*Set exercise*:
Copy the material below word for word, line by line, and leave out the pictures.

*Information supplied*:
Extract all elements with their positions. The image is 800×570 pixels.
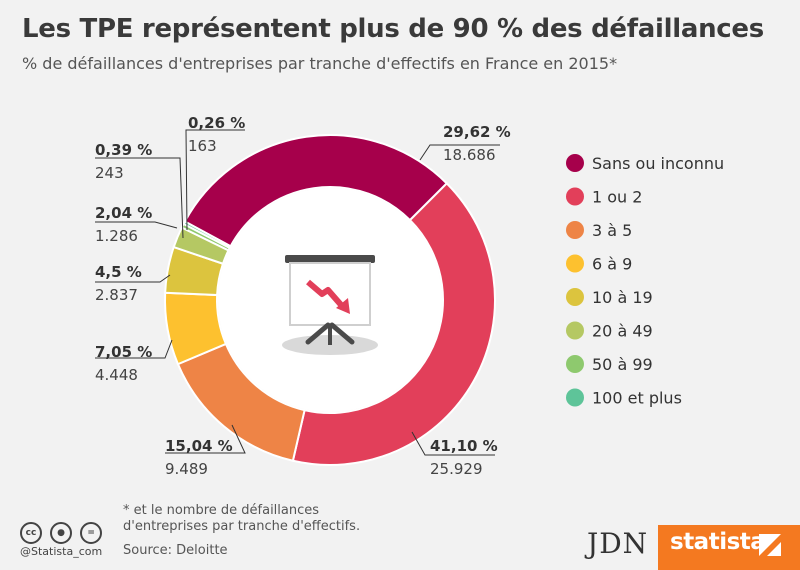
license-icons: cc ● = xyxy=(20,520,105,544)
legend-swatch-0 xyxy=(566,154,584,172)
percent-label-7: 0,26 % xyxy=(188,114,245,132)
legend-swatch-4 xyxy=(566,288,584,306)
leader-line-3 xyxy=(95,339,173,359)
leader-line-5 xyxy=(95,221,178,229)
legend-label-0: Sans ou inconnu xyxy=(592,154,724,173)
slice-7 xyxy=(182,220,232,250)
chart-subtitle: % de défaillances d'entreprises par tran… xyxy=(22,54,618,73)
leader-line-0 xyxy=(419,144,500,161)
percent-label-1: 41,10 % xyxy=(430,437,498,455)
legend-label-3: 6 à 9 xyxy=(592,255,632,274)
legend-label-6: 50 à 99 xyxy=(592,355,653,374)
count-label-7: 163 xyxy=(188,137,217,155)
statista-mark-icon xyxy=(759,534,781,556)
slice-1 xyxy=(291,181,496,466)
legend-label-5: 20 à 49 xyxy=(592,322,653,341)
legend-swatch-6 xyxy=(566,355,584,373)
count-label-4: 2.837 xyxy=(95,286,138,304)
legend-label-4: 10 à 19 xyxy=(592,288,653,307)
percent-label-4: 4,5 % xyxy=(95,263,142,281)
leader-lines xyxy=(95,129,500,456)
legend-label-7: 100 et plus xyxy=(592,389,682,408)
legend-label-2: 3 à 5 xyxy=(592,221,632,240)
legend-label-1: 1 ou 2 xyxy=(592,188,642,207)
percent-label-5: 2,04 % xyxy=(95,204,152,222)
legend: Sans ou inconnu 1 ou 2 3 à 5 6 à 9 10 à 19 20… xyxy=(566,154,724,408)
statista-handle: @Statista_com xyxy=(20,545,103,558)
leader-line-6 xyxy=(95,157,184,239)
percent-label-2: 15,04 % xyxy=(165,437,233,455)
no-derivatives-icon: = xyxy=(80,522,103,544)
slice-labels: 29,62 % 18.686 41,10 % 25.929 15,04 % 9.489 7,… xyxy=(95,114,511,478)
percent-label-0: 29,62 % xyxy=(443,123,511,141)
legend-swatch-7 xyxy=(566,388,584,407)
footnote: * et le nombre de défaillances d'entrepr… xyxy=(123,503,361,534)
cc-icon: cc xyxy=(20,522,42,544)
count-label-1: 25.929 xyxy=(430,460,483,478)
percent-label-3: 7,05 % xyxy=(95,343,152,361)
leader-line-7 xyxy=(185,129,245,231)
legend-swatch-3 xyxy=(566,254,584,273)
count-label-2: 9.489 xyxy=(165,460,208,478)
count-label-5: 1.286 xyxy=(95,227,138,245)
presentation-board-icon xyxy=(282,255,378,355)
count-label-3: 4.448 xyxy=(95,366,138,384)
leader-line-4 xyxy=(95,274,171,283)
source-text: Source: Deloitte xyxy=(123,543,228,558)
donut-chart: 29,62 % 18.686 41,10 % 25.929 15,04 % 9.489 7,… xyxy=(95,114,724,478)
chart-title: Les TPE représentent plus de 90 % des dé… xyxy=(22,14,764,44)
legend-swatch-2 xyxy=(566,221,584,239)
legend-swatch-5 xyxy=(566,321,584,340)
leader-line-1 xyxy=(411,431,495,456)
count-label-6: 243 xyxy=(95,164,124,182)
statista-logo: statista xyxy=(670,529,766,555)
slice-0 xyxy=(183,134,449,248)
percent-label-6: 0,39 % xyxy=(95,141,152,159)
count-label-0: 18.686 xyxy=(443,146,496,164)
legend-swatch-1 xyxy=(566,187,584,206)
attribution-icon: ● xyxy=(50,522,73,544)
jdn-logo: JDN xyxy=(587,527,649,560)
leader-line-2 xyxy=(165,424,246,454)
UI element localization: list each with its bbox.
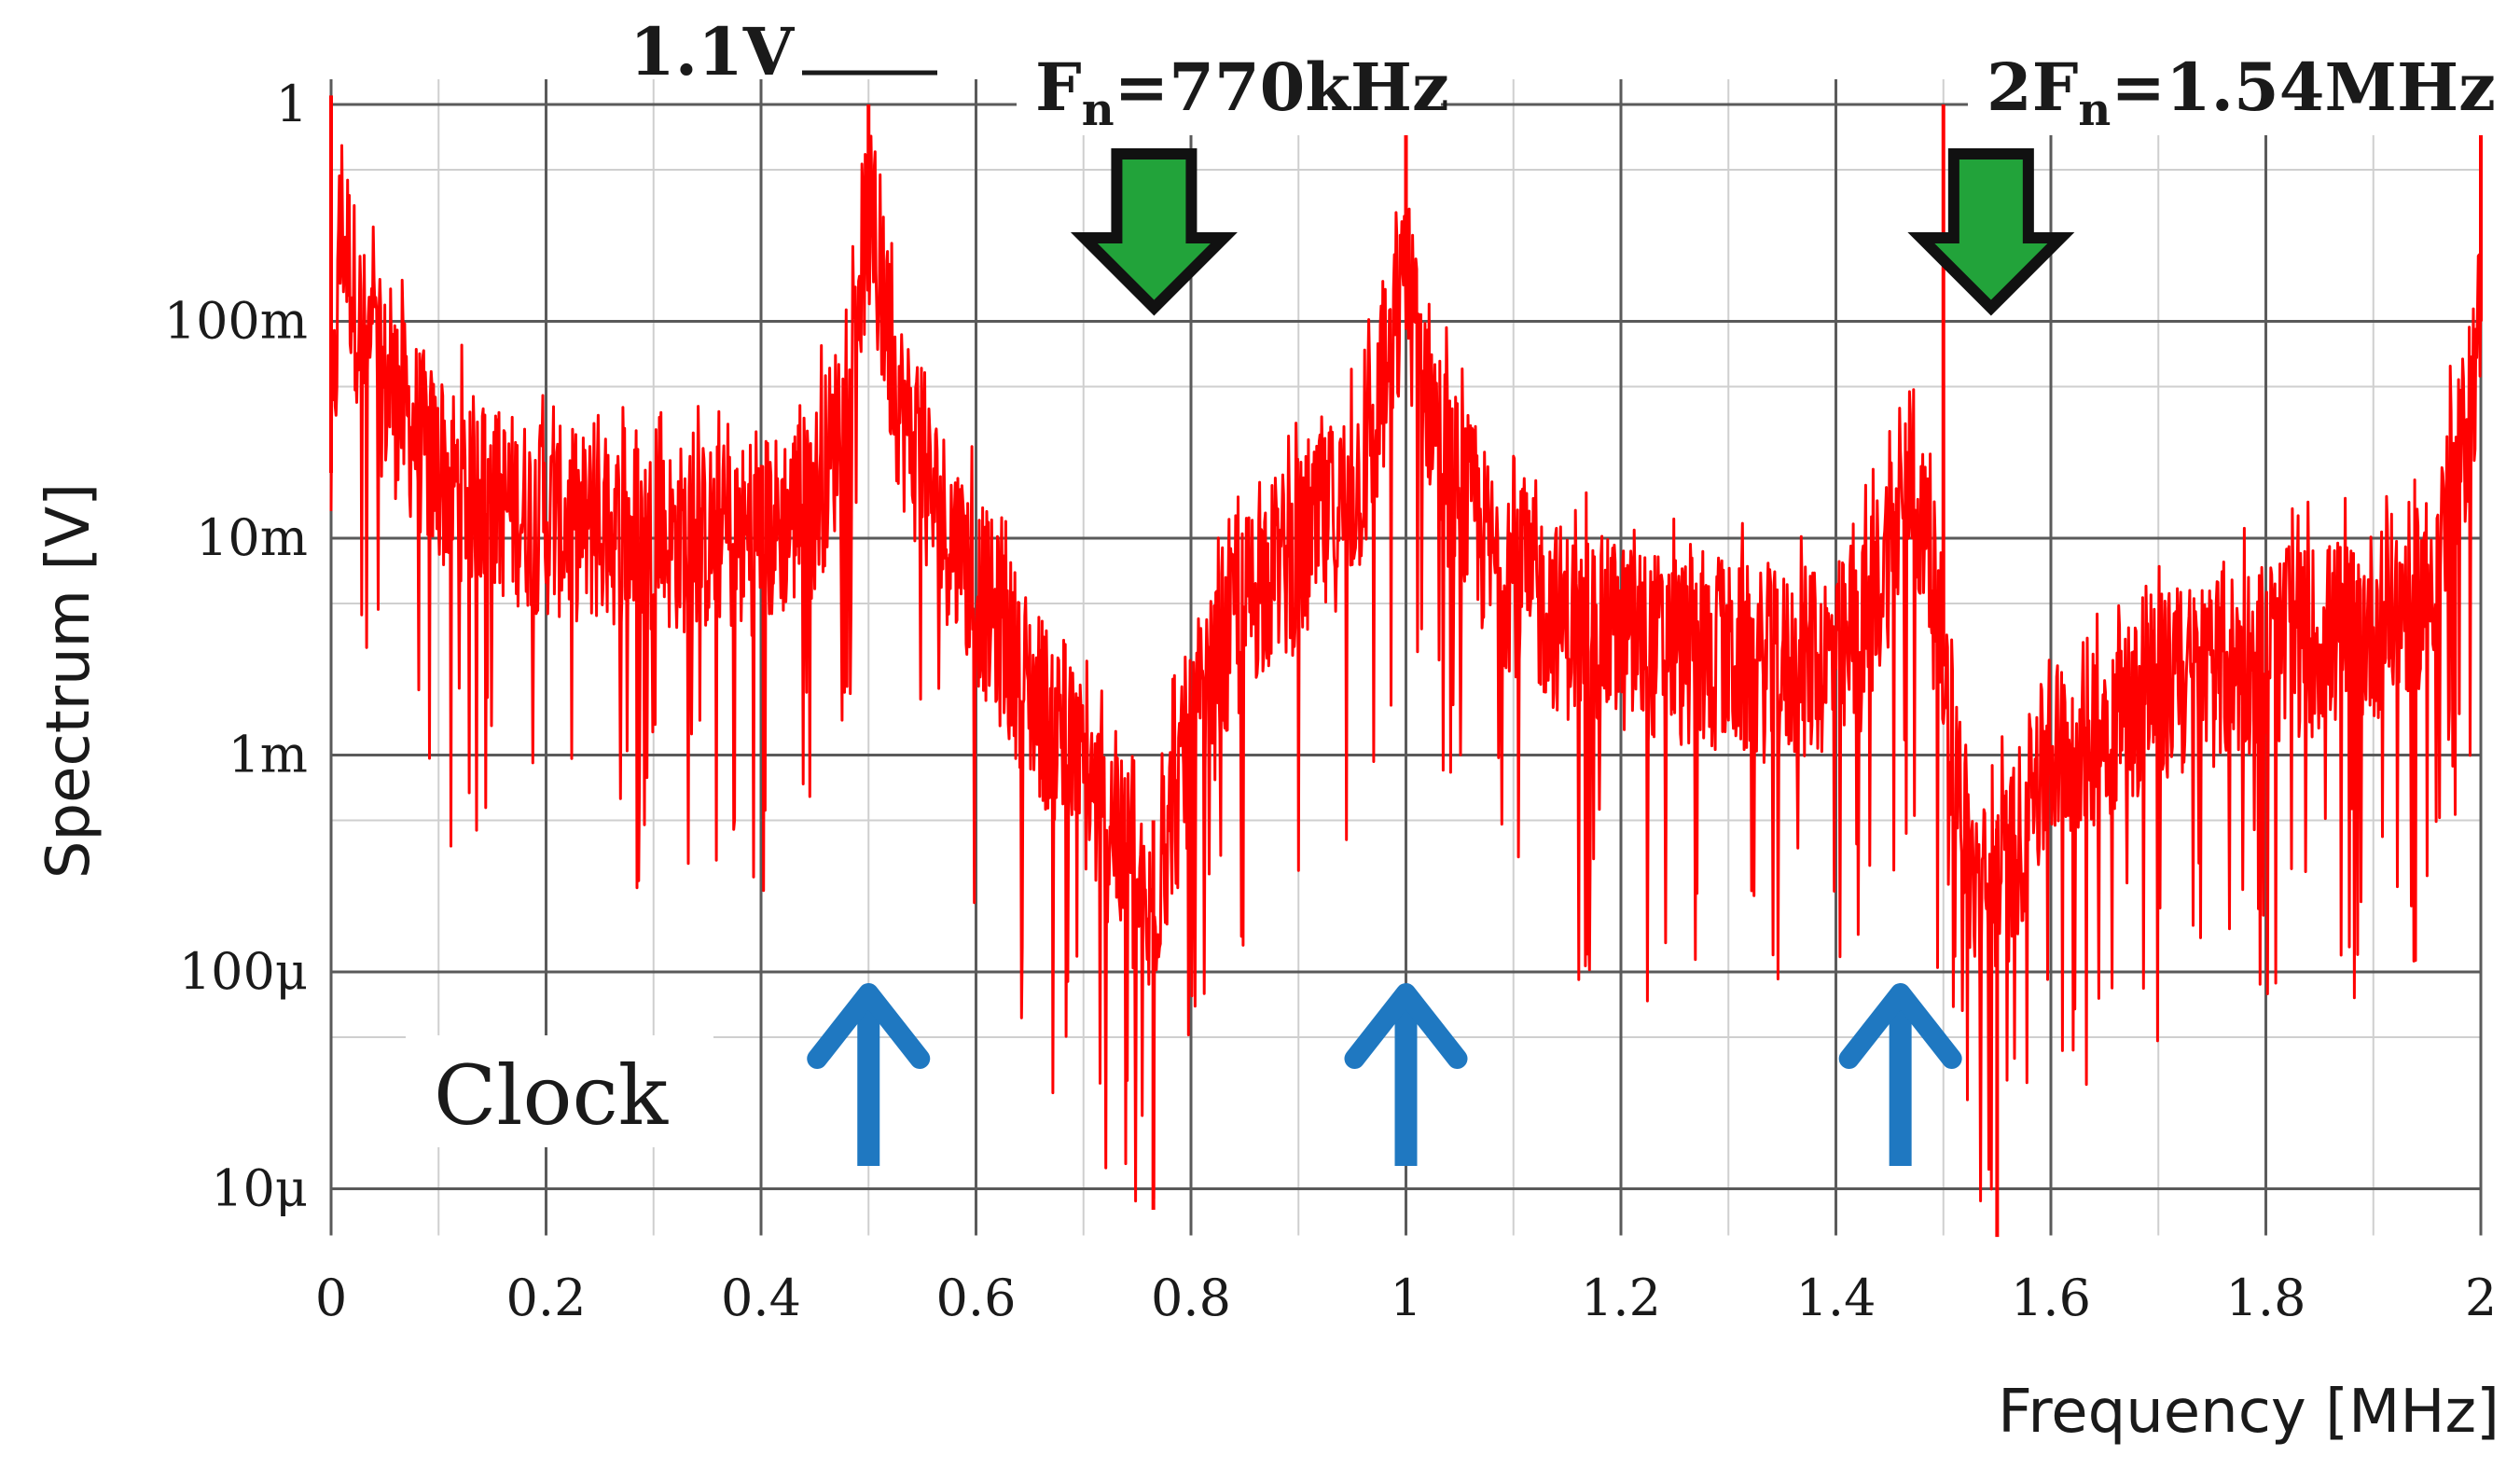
clock-label: Clock (434, 1047, 669, 1144)
x-tick-labels: 0 0.2 0.4 0.6 0.8 1 1.2 1.4 1.6 1.8 2 (315, 1269, 2497, 1327)
y-tick-label: 1 (276, 75, 308, 133)
x-tick-label: 0 (315, 1269, 347, 1327)
clock-up-arrow-1-head (807, 983, 931, 1069)
y-axis-label: Spectrum [V] (35, 483, 104, 879)
clock-up-arrow-3-head (1838, 983, 1962, 1069)
x-tick-label: 1.4 (1796, 1269, 1876, 1327)
annotations: 1.1V Fn=770kHz 2Fn=1.54MHz Clock (406, 13, 2496, 1166)
x-tick-label: 0.4 (721, 1269, 801, 1327)
fn-down-arrow (1070, 148, 1238, 316)
x-axis-label: Frequency [MHz] (1998, 1378, 2499, 1447)
y-tick-label: 1m (228, 726, 308, 784)
x-tick-label: 1.8 (2226, 1269, 2306, 1327)
spectrum-series (329, 95, 2483, 1238)
x-tick-label: 1 (1390, 1269, 1421, 1327)
fn2-label: 2Fn=1.54MHz (1987, 49, 2496, 136)
x-tick-label: 1.2 (1581, 1269, 1661, 1327)
peak-voltage-label: 1.1V (630, 13, 796, 90)
fn-label-bg (1017, 28, 1441, 135)
y-tick-labels: 1 100m 10m 1m 100μ 10μ (164, 75, 308, 1218)
y-tick-label: 100m (164, 292, 308, 351)
spectrum-line (329, 134, 2483, 1203)
y-tick-label: 10μ (211, 1159, 308, 1218)
x-tick-label: 0.6 (936, 1269, 1017, 1327)
x-tick-label: 0.8 (1151, 1269, 1231, 1327)
x-tick-label: 1.6 (2011, 1269, 2091, 1327)
x-tick-label: 0.2 (506, 1269, 587, 1327)
y-tick-label: 100μ (179, 942, 308, 1001)
x-tick-label: 2 (2465, 1269, 2497, 1327)
fn2-label-bg (1968, 28, 2485, 135)
y-tick-label: 10m (196, 508, 308, 567)
clock-label-bg (406, 1035, 713, 1147)
fn2-down-arrow (1907, 148, 2075, 316)
fn-label: Fn=770kHz (1035, 49, 1449, 136)
clock-up-arrow-2-head (1344, 983, 1468, 1069)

*In response*:
Extract all elements with their positions. The image is 800×570 pixels.
license-icons: cc ● = xyxy=(20,520,105,544)
legend-swatch-0 xyxy=(566,154,584,172)
percent-label-7: 0,26 % xyxy=(188,114,245,132)
legend-swatch-4 xyxy=(566,288,584,306)
leader-line-3 xyxy=(95,339,173,359)
leader-line-5 xyxy=(95,221,178,229)
legend-label-0: Sans ou inconnu xyxy=(592,154,724,173)
slice-7 xyxy=(182,220,232,250)
chart-subtitle: % de défaillances d'entreprises par tran… xyxy=(22,54,618,73)
leader-line-0 xyxy=(419,144,500,161)
percent-label-1: 41,10 % xyxy=(430,437,498,455)
legend-label-3: 6 à 9 xyxy=(592,255,632,274)
legend-label-6: 50 à 99 xyxy=(592,355,653,374)
count-label-7: 163 xyxy=(188,137,217,155)
statista-mark-icon xyxy=(759,534,781,556)
slice-1 xyxy=(291,181,496,466)
legend-label-5: 20 à 49 xyxy=(592,322,653,341)
legend-swatch-6 xyxy=(566,355,584,373)
count-label-4: 2.837 xyxy=(95,286,138,304)
legend-label-4: 10 à 19 xyxy=(592,288,653,307)
percent-label-4: 4,5 % xyxy=(95,263,142,281)
leader-lines xyxy=(95,129,500,456)
legend-label-7: 100 et plus xyxy=(592,389,682,408)
legend-label-2: 3 à 5 xyxy=(592,221,632,240)
legend-label-1: 1 ou 2 xyxy=(592,188,642,207)
percent-label-5: 2,04 % xyxy=(95,204,152,222)
legend: Sans ou inconnu 1 ou 2 3 à 5 6 à 9 10 à 19 20… xyxy=(566,154,724,408)
statista-handle: @Statista_com xyxy=(20,545,103,558)
leader-line-6 xyxy=(95,157,184,239)
percent-label-2: 15,04 % xyxy=(165,437,233,455)
no-derivatives-icon: = xyxy=(80,522,103,544)
slice-labels: 29,62 % 18.686 41,10 % 25.929 15,04 % 9.489 7,… xyxy=(95,114,511,478)
percent-label-0: 29,62 % xyxy=(443,123,511,141)
legend-swatch-7 xyxy=(566,388,584,407)
footnote: * et le nombre de défaillances d'entrepr… xyxy=(123,503,361,534)
cc-icon: cc xyxy=(20,522,42,544)
count-label-1: 25.929 xyxy=(430,460,483,478)
percent-label-3: 7,05 % xyxy=(95,343,152,361)
leader-line-7 xyxy=(185,129,245,231)
legend-swatch-3 xyxy=(566,254,584,273)
count-label-2: 9.489 xyxy=(165,460,208,478)
count-label-5: 1.286 xyxy=(95,227,138,245)
presentation-board-icon xyxy=(282,255,378,355)
count-label-3: 4.448 xyxy=(95,366,138,384)
leader-line-4 xyxy=(95,274,171,283)
source-text: Source: Deloitte xyxy=(123,543,228,558)
donut-chart: 29,62 % 18.686 41,10 % 25.929 15,04 % 9.489 7,… xyxy=(95,114,724,478)
chart-title: Les TPE représentent plus de 90 % des dé… xyxy=(22,14,764,44)
legend-swatch-2 xyxy=(566,221,584,239)
legend-swatch-5 xyxy=(566,321,584,340)
leader-line-1 xyxy=(411,431,495,456)
count-label-6: 243 xyxy=(95,164,124,182)
statista-logo: statista xyxy=(670,529,766,555)
slice-0 xyxy=(183,134,449,248)
percent-label-6: 0,39 % xyxy=(95,141,152,159)
count-label-0: 18.686 xyxy=(443,146,496,164)
legend-swatch-1 xyxy=(566,187,584,206)
attribution-icon: ● xyxy=(50,522,73,544)
jdn-logo: JDN xyxy=(587,527,649,560)
leader-line-2 xyxy=(165,424,246,454)
UI element localization: list each with its bbox.
clock-label: Clock (434, 1047, 669, 1144)
x-tick-labels: 0 0.2 0.4 0.6 0.8 1 1.2 1.4 1.6 1.8 2 (315, 1269, 2497, 1327)
y-tick-label: 1 (276, 75, 308, 133)
x-tick-label: 0 (315, 1269, 347, 1327)
clock-up-arrow-1-head (807, 983, 931, 1069)
y-axis-label: Spectrum [V] (35, 483, 104, 879)
clock-up-arrow-3-head (1838, 983, 1962, 1069)
x-tick-label: 1.4 (1796, 1269, 1876, 1327)
annotations: 1.1V Fn=770kHz 2Fn=1.54MHz Clock (406, 13, 2496, 1166)
x-tick-label: 0.4 (721, 1269, 801, 1327)
fn-down-arrow (1070, 148, 1238, 316)
x-axis-label: Frequency [MHz] (1998, 1378, 2499, 1447)
y-tick-label: 1m (228, 726, 308, 784)
x-tick-label: 1.8 (2226, 1269, 2306, 1327)
spectrum-series (329, 95, 2483, 1238)
x-tick-label: 1 (1390, 1269, 1421, 1327)
fn2-label: 2Fn=1.54MHz (1987, 49, 2496, 136)
x-tick-label: 1.2 (1581, 1269, 1661, 1327)
peak-voltage-label: 1.1V (630, 13, 796, 90)
fn-label-bg (1017, 28, 1441, 135)
y-tick-labels: 1 100m 10m 1m 100μ 10μ (164, 75, 308, 1218)
y-tick-label: 100m (164, 292, 308, 351)
spectrum-line (329, 134, 2483, 1203)
y-tick-label: 10μ (211, 1159, 308, 1218)
x-tick-label: 0.6 (936, 1269, 1017, 1327)
x-tick-label: 0.8 (1151, 1269, 1231, 1327)
x-tick-label: 1.6 (2011, 1269, 2091, 1327)
x-tick-label: 0.2 (506, 1269, 587, 1327)
y-tick-label: 100μ (179, 942, 308, 1001)
x-tick-label: 2 (2465, 1269, 2497, 1327)
fn2-label-bg (1968, 28, 2485, 135)
y-tick-label: 10m (196, 508, 308, 567)
clock-label-bg (406, 1035, 713, 1147)
fn2-down-arrow (1907, 148, 2075, 316)
fn-label: Fn=770kHz (1035, 49, 1449, 136)
clock-up-arrow-2-head (1344, 983, 1468, 1069)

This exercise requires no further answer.